All records should be reproduced verbatim.
* BEGIN Data listing *
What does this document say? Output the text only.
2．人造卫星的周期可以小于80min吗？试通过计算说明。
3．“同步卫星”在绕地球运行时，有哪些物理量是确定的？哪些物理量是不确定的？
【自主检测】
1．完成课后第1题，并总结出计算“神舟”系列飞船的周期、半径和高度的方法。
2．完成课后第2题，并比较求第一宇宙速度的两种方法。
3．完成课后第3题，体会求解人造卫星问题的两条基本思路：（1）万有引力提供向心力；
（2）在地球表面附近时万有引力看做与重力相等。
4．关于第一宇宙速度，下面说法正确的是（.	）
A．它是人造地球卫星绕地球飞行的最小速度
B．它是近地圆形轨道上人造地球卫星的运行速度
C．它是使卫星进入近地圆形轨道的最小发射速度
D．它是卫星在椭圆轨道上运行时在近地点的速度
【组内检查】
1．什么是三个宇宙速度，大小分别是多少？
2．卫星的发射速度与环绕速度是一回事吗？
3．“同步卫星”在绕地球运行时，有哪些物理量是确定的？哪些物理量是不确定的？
* END Data listing *
> Complete response:
What does this document say? Output the text only.
2．人造卫星的周期可以小于80min吗？试通过计算说明。
3．“同步卫星”在绕地球运行时，有哪些物理量是确定的？哪些物理量是不确定的？
【自主检测】
1．完成课后第1题，并总结出计算“神舟”系列飞船的周期、半径和高度的方法。
2．完成课后第2题，并比较求第一宇宙速度的两种方法。
3．完成课后第3题，体会求解人造卫星问题的两条基本思路：（1）万有引力提供向心力；
（2）在地球表面附近时万有引力看做与重力相等。
4．关于第一宇宙速度，下面说法正确的是（.	）
A．它是人造地球卫星绕地球飞行的最小速度
B．它是近地圆形轨道上人造地球卫星的运行速度
C．它是使卫星进入近地圆形轨道的最小发射速度
D．它是卫星在椭圆轨道上运行时在近地点的速度
【组内检查】
1．什么是三个宇宙速度，大小分别是多少？
2．卫星的发射速度与环绕速度是一回事吗？
3．“同步卫星”在绕地球运行时，有哪些物理量是确定的？哪些物理量是不确定的？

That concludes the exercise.